- **EXERCISE AIM**
Go through the records below and set each one down exactly, leaving out any pictures.

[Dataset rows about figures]
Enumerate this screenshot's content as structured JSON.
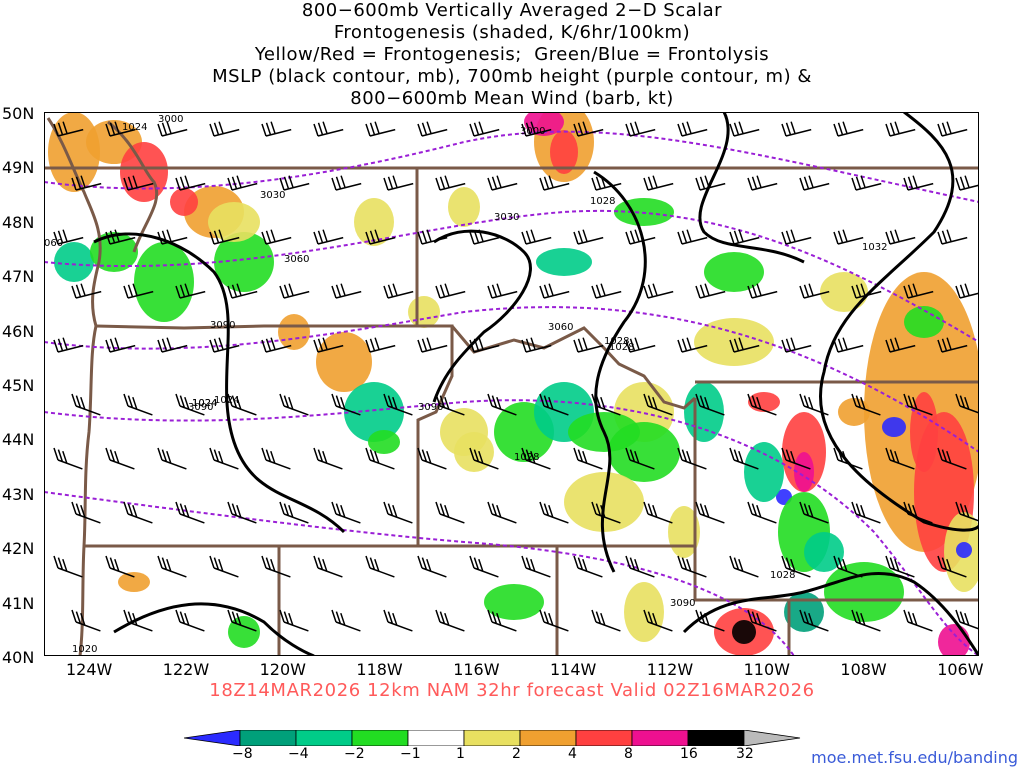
{
  "title_lines": [
    "800−600mb Vertically Averaged 2−D Scalar",
    "Frontogenesis (shaded, K/6hr/100km)",
    "Yellow/Red = Frontogenesis;  Green/Blue = Frontolysis",
    "MSLP (black contour, mb), 700mb height (purple contour, m) &",
    "800−600mb Mean Wind (barb, kt)"
  ],
  "valid_text": "18Z14MAR2026 12km NAM 32hr forecast Valid 02Z16MAR2026",
  "credit": "moe.met.fsu.edu/banding",
  "lat_labels": [
    "50N",
    "49N",
    "48N",
    "47N",
    "46N",
    "45N",
    "44N",
    "43N",
    "42N",
    "41N",
    "40N"
  ],
  "lon_labels": [
    "124W",
    "122W",
    "120W",
    "118W",
    "116W",
    "114W",
    "112W",
    "110W",
    "108W",
    "106W"
  ],
  "colorbar": {
    "labels": [
      "−8",
      "−4",
      "−2",
      "−1",
      "1",
      "2",
      "4",
      "8",
      "16",
      "32"
    ],
    "colors": [
      "#2b2bff",
      "#00a07a",
      "#00cc88",
      "#22dd22",
      "#ffffff",
      "#e8e060",
      "#f0a030",
      "#ff4040",
      "#ee1090",
      "#000000",
      "#bbbbbb"
    ]
  },
  "contour_labels": {
    "mslp": [
      "1024",
      "1028",
      "1028",
      "1032",
      "1028",
      "1024",
      "1028",
      "1024",
      "1028",
      "1024",
      "1020"
    ],
    "height": [
      "3000",
      "3000",
      "3030",
      "3030",
      "3060",
      "3060",
      "3090",
      "3090",
      "3090",
      "3090",
      "060"
    ]
  },
  "colors": {
    "mslp_contour": "#000000",
    "height_contour": "#9a1fd6",
    "borders": "#7a5a48",
    "valid_text": "#ff5a5a",
    "credit_text": "#3a5bd8"
  }
}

- **SOLUTION TO THIS PROBLEM**
Enumerate this screenshot's content as structured JSON.
{
  "title_lines": [
    "800−600mb Vertically Averaged 2−D Scalar",
    "Frontogenesis (shaded, K/6hr/100km)",
    "Yellow/Red = Frontogenesis;  Green/Blue = Frontolysis",
    "MSLP (black contour, mb), 700mb height (purple contour, m) &",
    "800−600mb Mean Wind (barb, kt)"
  ],
  "valid_text": "18Z14MAR2026 12km NAM 32hr forecast Valid 02Z16MAR2026",
  "credit": "moe.met.fsu.edu/banding",
  "lat_labels": [
    "50N",
    "49N",
    "48N",
    "47N",
    "46N",
    "45N",
    "44N",
    "43N",
    "42N",
    "41N",
    "40N"
  ],
  "lon_labels": [
    "124W",
    "122W",
    "120W",
    "118W",
    "116W",
    "114W",
    "112W",
    "110W",
    "108W",
    "106W"
  ],
  "colorbar": {
    "labels": [
      "−8",
      "−4",
      "−2",
      "−1",
      "1",
      "2",
      "4",
      "8",
      "16",
      "32"
    ],
    "colors": [
      "#2b2bff",
      "#00a07a",
      "#00cc88",
      "#22dd22",
      "#ffffff",
      "#e8e060",
      "#f0a030",
      "#ff4040",
      "#ee1090",
      "#000000",
      "#bbbbbb"
    ]
  },
  "contour_labels": {
    "mslp": [
      "1024",
      "1028",
      "1028",
      "1032",
      "1028",
      "1024",
      "1028",
      "1024",
      "1028",
      "1024",
      "1020"
    ],
    "height": [
      "3000",
      "3000",
      "3030",
      "3030",
      "3060",
      "3060",
      "3090",
      "3090",
      "3090",
      "3090",
      "060"
    ]
  },
  "colors": {
    "mslp_contour": "#000000",
    "height_contour": "#9a1fd6",
    "borders": "#7a5a48",
    "valid_text": "#ff5a5a",
    "credit_text": "#3a5bd8"
  }
}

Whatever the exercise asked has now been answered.